-- Start --

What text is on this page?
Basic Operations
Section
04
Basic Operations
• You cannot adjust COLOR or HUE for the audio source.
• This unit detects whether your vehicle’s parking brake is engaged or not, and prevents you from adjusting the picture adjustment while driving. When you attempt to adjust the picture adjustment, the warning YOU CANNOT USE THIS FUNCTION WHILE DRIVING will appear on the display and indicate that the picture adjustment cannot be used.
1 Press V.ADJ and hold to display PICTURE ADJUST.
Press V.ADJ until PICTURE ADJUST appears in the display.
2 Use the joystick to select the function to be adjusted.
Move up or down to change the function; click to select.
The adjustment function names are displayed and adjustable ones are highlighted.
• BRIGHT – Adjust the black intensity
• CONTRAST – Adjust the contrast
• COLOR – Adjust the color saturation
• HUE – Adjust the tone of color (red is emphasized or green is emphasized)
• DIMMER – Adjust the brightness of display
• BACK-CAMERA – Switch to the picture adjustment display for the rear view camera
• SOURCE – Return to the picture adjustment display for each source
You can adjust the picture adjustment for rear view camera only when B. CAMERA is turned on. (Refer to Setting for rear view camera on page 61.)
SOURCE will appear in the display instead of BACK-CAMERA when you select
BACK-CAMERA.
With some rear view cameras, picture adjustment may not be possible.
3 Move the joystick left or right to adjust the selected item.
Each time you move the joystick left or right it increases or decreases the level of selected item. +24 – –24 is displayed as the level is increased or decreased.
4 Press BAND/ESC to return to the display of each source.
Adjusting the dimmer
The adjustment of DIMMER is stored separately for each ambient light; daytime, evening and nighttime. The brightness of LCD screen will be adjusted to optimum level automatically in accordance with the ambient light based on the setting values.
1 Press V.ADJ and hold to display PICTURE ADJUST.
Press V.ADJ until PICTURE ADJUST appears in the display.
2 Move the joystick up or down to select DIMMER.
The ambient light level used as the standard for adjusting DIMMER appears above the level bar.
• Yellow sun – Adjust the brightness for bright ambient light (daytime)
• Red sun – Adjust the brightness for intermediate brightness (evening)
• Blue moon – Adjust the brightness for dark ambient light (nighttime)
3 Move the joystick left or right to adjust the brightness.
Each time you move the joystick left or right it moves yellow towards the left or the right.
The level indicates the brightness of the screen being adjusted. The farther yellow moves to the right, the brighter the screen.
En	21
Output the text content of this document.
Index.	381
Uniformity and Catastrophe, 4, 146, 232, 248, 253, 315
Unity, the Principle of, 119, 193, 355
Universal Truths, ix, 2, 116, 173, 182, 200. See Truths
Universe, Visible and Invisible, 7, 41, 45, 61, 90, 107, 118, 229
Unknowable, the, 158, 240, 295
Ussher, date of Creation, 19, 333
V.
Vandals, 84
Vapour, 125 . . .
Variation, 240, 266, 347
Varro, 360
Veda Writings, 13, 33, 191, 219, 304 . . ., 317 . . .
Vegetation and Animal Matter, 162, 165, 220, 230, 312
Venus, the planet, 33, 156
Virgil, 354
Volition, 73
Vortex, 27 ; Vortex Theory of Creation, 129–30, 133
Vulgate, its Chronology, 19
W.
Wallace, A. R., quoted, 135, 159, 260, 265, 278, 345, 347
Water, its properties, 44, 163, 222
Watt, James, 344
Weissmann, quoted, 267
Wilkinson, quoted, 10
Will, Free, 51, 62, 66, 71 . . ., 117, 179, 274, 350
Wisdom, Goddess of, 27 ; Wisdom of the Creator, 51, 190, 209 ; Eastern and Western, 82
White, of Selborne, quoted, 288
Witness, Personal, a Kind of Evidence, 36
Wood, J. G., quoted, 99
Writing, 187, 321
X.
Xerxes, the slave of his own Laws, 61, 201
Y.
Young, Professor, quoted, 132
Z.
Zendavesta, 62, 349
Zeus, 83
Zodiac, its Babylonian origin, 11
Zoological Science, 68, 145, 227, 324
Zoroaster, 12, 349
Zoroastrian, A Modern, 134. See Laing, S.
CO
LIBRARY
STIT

-- End --

_REQUIRED WORK_. Using the data above, return each line exactly as written.

_EXERCISE RESPONSE_.
What text is on this page?
Basic Operations
Section
04
Basic Operations
• You cannot adjust COLOR or HUE for the audio source.
• This unit detects whether your vehicle’s parking brake is engaged or not, and prevents you from adjusting the picture adjustment while driving. When you attempt to adjust the picture adjustment, the warning YOU CANNOT USE THIS FUNCTION WHILE DRIVING will appear on the display and indicate that the picture adjustment cannot be used.
1 Press V.ADJ and hold to display PICTURE ADJUST.
Press V.ADJ until PICTURE ADJUST appears in the display.
2 Use the joystick to select the function to be adjusted.
Move up or down to change the function; click to select.
The adjustment function names are displayed and adjustable ones are highlighted.
• BRIGHT – Adjust the black intensity
• CONTRAST – Adjust the contrast
• COLOR – Adjust the color saturation
• HUE – Adjust the tone of color (red is emphasized or green is emphasized)
• DIMMER – Adjust the brightness of display
• BACK-CAMERA – Switch to the picture adjustment display for the rear view camera
• SOURCE – Return to the picture adjustment display for each source
You can adjust the picture adjustment for rear view camera only when B. CAMERA is turned on. (Refer to Setting for rear view camera on page 61.)
SOURCE will appear in the display instead of BACK-CAMERA when you select
BACK-CAMERA.
With some rear view cameras, picture adjustment may not be possible.
3 Move the joystick left or right to adjust the selected item.
Each time you move the joystick left or right it increases or decreases the level of selected item. +24 – –24 is displayed as the level is increased or decreased.
4 Press BAND/ESC to return to the display of each source.
Adjusting the dimmer
The adjustment of DIMMER is stored separately for each ambient light; daytime, evening and nighttime. The brightness of LCD screen will be adjusted to optimum level automatically in accordance with the ambient light based on the setting values.
1 Press V.ADJ and hold to display PICTURE ADJUST.
Press V.ADJ until PICTURE ADJUST appears in the display.
2 Move the joystick up or down to select DIMMER.
The ambient light level used as the standard for adjusting DIMMER appears above the level bar.
• Yellow sun – Adjust the brightness for bright ambient light (daytime)
• Red sun – Adjust the brightness for intermediate brightness (evening)
• Blue moon – Adjust the brightness for dark ambient light (nighttime)
3 Move the joystick left or right to adjust the brightness.
Each time you move the joystick left or right it moves yellow towards the left or the right.
The level indicates the brightness of the screen being adjusted. The farther yellow moves to the right, the brighter the screen.
En	21
Output the text content of this document.
Index.	381
Uniformity and Catastrophe, 4, 146, 232, 248, 253, 315
Unity, the Principle of, 119, 193, 355
Universal Truths, ix, 2, 116, 173, 182, 200. See Truths
Universe, Visible and Invisible, 7, 41, 45, 61, 90, 107, 118, 229
Unknowable, the, 158, 240, 295
Ussher, date of Creation, 19, 333
V.
Vandals, 84
Vapour, 125 . . .
Variation, 240, 266, 347
Varro, 360
Veda Writings, 13, 33, 191, 219, 304 . . ., 317 . . .
Vegetation and Animal Matter, 162, 165, 220, 230, 312
Venus, the planet, 33, 156
Virgil, 354
Volition, 73
Vortex, 27 ; Vortex Theory of Creation, 129–30, 133
Vulgate, its Chronology, 19
W.
Wallace, A. R., quoted, 135, 159, 260, 265, 278, 345, 347
Water, its properties, 44, 163, 222
Watt, James, 344
Weissmann, quoted, 267
Wilkinson, quoted, 10
Will, Free, 51, 62, 66, 71 . . ., 117, 179, 274, 350
Wisdom, Goddess of, 27 ; Wisdom of the Creator, 51, 190, 209 ; Eastern and Western, 82
White, of Selborne, quoted, 288
Witness, Personal, a Kind of Evidence, 36
Wood, J. G., quoted, 99
Writing, 187, 321
X.
Xerxes, the slave of his own Laws, 61, 201
Y.
Young, Professor, quoted, 132
Z.
Zendavesta, 62, 349
Zeus, 83
Zodiac, its Babylonian origin, 11
Zoological Science, 68, 145, 227, 324
Zoroaster, 12, 349
Zoroastrian, A Modern, 134. See Laing, S.
CO
LIBRARY
STIT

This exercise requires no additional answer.